──────── PROVIDED INFORMATION
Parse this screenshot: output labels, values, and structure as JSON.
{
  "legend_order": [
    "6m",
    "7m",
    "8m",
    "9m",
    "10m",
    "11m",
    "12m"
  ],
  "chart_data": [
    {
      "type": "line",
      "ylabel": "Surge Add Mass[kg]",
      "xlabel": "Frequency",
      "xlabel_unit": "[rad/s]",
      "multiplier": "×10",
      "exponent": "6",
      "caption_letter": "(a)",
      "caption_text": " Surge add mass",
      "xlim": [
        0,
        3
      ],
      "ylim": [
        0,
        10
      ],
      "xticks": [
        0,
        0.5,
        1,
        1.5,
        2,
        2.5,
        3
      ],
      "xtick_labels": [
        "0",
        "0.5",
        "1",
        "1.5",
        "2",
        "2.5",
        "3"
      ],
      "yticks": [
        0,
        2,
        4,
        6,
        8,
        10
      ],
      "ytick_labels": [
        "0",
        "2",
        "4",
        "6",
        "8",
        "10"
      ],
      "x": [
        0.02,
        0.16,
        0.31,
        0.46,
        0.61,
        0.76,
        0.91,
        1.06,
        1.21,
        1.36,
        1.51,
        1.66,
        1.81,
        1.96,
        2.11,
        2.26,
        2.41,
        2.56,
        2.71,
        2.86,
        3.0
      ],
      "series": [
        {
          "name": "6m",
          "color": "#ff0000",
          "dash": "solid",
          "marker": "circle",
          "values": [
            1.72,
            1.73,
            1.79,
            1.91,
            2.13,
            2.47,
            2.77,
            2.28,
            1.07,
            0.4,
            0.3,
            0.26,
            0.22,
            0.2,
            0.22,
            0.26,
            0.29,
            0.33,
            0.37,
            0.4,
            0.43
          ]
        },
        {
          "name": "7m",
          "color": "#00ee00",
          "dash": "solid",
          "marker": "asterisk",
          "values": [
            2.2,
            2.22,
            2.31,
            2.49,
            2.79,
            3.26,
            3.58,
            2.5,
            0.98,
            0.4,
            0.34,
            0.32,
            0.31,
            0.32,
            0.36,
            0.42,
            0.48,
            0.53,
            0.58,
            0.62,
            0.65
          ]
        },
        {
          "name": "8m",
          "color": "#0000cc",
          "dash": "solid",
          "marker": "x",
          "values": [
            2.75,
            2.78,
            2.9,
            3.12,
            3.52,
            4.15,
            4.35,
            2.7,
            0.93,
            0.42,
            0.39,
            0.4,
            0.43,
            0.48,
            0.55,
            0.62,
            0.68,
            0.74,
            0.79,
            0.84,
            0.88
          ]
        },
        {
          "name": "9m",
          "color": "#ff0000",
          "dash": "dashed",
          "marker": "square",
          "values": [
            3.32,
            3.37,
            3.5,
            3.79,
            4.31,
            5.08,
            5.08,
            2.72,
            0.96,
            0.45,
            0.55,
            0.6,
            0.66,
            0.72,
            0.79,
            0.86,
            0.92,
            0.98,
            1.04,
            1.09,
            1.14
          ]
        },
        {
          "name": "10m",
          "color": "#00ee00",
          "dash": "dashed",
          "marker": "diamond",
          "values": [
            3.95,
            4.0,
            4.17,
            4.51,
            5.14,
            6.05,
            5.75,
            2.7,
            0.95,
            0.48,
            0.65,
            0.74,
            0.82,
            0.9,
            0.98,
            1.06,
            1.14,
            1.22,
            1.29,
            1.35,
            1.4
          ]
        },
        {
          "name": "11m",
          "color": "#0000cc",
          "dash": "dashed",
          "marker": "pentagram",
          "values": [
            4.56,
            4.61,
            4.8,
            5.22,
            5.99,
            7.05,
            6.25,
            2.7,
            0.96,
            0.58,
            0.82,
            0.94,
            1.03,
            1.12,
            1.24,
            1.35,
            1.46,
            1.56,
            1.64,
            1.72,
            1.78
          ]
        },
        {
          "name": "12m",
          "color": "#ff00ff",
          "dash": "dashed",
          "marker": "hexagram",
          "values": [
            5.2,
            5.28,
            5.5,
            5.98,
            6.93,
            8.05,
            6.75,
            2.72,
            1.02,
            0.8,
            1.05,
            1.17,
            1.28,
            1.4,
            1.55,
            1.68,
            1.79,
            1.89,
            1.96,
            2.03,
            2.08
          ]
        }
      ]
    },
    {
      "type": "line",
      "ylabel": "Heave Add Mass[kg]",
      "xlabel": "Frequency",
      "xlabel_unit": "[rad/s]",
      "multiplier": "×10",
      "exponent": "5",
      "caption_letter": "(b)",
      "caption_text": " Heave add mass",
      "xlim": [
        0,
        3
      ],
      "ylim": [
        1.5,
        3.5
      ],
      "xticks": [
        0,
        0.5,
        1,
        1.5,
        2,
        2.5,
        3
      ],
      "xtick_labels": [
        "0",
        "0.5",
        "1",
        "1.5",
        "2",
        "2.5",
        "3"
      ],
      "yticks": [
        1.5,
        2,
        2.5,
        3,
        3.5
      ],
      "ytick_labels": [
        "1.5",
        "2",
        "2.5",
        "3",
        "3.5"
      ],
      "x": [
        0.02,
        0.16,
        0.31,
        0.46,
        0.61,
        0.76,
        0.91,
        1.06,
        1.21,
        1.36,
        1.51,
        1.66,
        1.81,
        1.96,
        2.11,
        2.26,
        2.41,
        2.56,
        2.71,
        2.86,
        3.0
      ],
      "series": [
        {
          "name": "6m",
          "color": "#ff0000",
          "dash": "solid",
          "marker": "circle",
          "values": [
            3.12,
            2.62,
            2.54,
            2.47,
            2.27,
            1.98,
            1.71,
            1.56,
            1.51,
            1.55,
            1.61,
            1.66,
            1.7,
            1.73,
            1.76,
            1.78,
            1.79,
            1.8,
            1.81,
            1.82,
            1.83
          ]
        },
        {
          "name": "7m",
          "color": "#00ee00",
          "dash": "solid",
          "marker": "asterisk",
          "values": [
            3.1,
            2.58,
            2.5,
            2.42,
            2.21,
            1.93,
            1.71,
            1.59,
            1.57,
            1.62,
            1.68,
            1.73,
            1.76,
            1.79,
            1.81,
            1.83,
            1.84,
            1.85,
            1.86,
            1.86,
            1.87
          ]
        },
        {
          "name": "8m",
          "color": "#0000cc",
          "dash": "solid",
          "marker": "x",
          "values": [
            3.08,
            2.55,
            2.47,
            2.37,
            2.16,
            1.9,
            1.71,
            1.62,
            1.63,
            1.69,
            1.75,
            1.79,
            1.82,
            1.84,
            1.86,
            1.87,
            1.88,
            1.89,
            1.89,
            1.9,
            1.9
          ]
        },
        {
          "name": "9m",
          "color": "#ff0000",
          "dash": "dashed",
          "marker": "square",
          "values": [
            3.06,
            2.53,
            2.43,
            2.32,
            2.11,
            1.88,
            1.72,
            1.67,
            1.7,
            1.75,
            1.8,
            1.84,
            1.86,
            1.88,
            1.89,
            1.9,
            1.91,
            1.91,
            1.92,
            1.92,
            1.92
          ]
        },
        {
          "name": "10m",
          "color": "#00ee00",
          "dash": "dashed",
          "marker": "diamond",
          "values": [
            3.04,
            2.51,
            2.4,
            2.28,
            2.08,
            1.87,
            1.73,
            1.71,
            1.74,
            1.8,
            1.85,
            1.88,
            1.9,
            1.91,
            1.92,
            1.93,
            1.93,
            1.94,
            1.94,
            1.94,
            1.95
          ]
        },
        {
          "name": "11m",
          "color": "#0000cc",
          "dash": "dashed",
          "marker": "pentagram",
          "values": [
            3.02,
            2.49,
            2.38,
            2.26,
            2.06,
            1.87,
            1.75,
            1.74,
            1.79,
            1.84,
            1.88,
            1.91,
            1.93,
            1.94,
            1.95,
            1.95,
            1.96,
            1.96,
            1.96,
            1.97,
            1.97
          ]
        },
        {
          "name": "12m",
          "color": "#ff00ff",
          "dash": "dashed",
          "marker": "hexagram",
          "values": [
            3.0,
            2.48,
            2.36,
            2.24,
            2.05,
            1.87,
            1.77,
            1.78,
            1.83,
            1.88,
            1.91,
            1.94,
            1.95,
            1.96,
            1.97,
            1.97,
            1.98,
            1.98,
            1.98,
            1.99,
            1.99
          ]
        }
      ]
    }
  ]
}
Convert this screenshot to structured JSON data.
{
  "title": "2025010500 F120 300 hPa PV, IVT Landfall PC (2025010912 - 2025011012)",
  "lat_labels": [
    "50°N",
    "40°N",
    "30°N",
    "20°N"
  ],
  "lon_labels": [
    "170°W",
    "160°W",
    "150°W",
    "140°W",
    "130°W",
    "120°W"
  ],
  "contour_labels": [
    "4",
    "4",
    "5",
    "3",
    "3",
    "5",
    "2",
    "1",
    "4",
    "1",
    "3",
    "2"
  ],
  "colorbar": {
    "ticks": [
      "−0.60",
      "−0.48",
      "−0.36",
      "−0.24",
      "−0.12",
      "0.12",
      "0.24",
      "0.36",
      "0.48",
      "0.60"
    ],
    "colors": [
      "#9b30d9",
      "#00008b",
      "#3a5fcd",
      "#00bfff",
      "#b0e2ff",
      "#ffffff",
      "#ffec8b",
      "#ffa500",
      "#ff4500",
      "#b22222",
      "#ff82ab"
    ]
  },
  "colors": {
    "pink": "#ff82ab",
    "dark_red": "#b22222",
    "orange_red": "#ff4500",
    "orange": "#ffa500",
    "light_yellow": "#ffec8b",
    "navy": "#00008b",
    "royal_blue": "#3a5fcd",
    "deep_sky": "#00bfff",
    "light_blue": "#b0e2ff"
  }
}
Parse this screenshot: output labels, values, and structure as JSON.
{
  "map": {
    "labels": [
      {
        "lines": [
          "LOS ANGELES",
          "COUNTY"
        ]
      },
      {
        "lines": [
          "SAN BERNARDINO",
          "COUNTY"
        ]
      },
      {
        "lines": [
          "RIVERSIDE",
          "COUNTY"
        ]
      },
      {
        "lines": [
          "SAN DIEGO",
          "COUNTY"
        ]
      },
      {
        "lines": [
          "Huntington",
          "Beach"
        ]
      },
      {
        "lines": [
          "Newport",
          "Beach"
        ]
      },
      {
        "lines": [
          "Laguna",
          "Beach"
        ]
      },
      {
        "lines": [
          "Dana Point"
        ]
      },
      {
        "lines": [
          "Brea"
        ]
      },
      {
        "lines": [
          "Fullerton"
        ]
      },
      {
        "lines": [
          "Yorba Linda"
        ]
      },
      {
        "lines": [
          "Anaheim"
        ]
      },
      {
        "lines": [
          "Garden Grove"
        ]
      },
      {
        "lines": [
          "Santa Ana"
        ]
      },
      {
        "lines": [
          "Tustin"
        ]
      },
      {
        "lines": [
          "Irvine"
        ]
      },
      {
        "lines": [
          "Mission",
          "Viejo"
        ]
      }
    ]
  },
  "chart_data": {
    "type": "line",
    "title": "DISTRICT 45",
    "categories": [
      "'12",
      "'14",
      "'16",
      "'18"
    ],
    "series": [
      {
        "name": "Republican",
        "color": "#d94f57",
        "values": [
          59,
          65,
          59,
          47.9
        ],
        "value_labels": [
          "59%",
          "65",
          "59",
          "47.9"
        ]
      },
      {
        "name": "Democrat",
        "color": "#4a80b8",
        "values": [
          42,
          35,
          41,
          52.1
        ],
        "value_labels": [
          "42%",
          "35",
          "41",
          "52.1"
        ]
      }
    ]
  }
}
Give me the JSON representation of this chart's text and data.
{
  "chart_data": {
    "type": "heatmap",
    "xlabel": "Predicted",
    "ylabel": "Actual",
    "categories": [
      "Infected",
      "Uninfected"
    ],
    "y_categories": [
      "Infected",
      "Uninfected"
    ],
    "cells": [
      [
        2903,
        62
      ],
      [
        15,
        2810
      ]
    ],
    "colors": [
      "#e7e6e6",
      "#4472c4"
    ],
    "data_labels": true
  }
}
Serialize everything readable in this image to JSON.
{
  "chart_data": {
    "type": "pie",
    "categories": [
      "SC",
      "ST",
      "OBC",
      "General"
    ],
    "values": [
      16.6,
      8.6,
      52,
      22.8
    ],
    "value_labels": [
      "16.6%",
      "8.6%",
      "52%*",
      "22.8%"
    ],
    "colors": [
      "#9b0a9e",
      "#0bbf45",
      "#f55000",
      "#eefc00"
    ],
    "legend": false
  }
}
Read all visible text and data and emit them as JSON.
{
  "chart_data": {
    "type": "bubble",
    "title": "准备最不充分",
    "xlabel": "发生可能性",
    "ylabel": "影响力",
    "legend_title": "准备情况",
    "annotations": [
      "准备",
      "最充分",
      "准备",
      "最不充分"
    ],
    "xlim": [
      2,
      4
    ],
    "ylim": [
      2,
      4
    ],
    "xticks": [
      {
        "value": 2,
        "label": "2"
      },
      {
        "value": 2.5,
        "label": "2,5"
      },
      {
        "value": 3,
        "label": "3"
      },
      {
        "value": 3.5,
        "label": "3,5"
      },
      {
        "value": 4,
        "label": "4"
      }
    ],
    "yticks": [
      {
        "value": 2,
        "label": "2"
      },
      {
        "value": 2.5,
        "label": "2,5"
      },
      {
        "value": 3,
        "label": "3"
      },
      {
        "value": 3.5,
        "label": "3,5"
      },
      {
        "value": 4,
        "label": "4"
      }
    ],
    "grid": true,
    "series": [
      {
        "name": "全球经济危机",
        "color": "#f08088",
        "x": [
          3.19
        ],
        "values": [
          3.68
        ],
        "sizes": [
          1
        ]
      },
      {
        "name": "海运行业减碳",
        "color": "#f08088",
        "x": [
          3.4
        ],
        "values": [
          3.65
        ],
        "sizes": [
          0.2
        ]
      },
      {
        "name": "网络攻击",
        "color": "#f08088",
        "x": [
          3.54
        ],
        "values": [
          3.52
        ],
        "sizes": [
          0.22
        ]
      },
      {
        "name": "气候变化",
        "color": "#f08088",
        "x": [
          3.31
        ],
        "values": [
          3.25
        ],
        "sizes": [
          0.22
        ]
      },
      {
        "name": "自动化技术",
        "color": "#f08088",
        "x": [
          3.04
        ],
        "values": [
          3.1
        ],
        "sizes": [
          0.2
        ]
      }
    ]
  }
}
────────────────
### EXERCISE INSTRUCTIONS
Repeat, without changes, every line from the one that contains "Read all visible" through the final line of the data.

### EXERCISE ANSWER
Read all visible text and data and emit them as JSON.
{
  "chart_data": {
    "type": "bubble",
    "title": "准备最不充分",
    "xlabel": "发生可能性",
    "ylabel": "影响力",
    "legend_title": "准备情况",
    "annotations": [
      "准备",
      "最充分",
      "准备",
      "最不充分"
    ],
    "xlim": [
      2,
      4
    ],
    "ylim": [
      2,
      4
    ],
    "xticks": [
      {
        "value": 2,
        "label": "2"
      },
      {
        "value": 2.5,
        "label": "2,5"
      },
      {
        "value": 3,
        "label": "3"
      },
      {
        "value": 3.5,
        "label": "3,5"
      },
      {
        "value": 4,
        "label": "4"
      }
    ],
    "yticks": [
      {
        "value": 2,
        "label": "2"
      },
      {
        "value": 2.5,
        "label": "2,5"
      },
      {
        "value": 3,
        "label": "3"
      },
      {
        "value": 3.5,
        "label": "3,5"
      },
      {
        "value": 4,
        "label": "4"
      }
    ],
    "grid": true,
    "series": [
      {
        "name": "全球经济危机",
        "color": "#f08088",
        "x": [
          3.19
        ],
        "values": [
          3.68
        ],
        "sizes": [
          1
        ]
      },
      {
        "name": "海运行业减碳",
        "color": "#f08088",
        "x": [
          3.4
        ],
        "values": [
          3.65
        ],
        "sizes": [
          0.2
        ]
      },
      {
        "name": "网络攻击",
        "color": "#f08088",
        "x": [
          3.54
        ],
        "values": [
          3.52
        ],
        "sizes": [
          0.22
        ]
      },
      {
        "name": "气候变化",
        "color": "#f08088",
        "x": [
          3.31
        ],
        "values": [
          3.25
        ],
        "sizes": [
          0.22
        ]
      },
      {
        "name": "自动化技术",
        "color": "#f08088",
        "x": [
          3.04
        ],
        "values": [
          3.1
        ],
        "sizes": [
          0.2
        ]
      }
    ]
  }
}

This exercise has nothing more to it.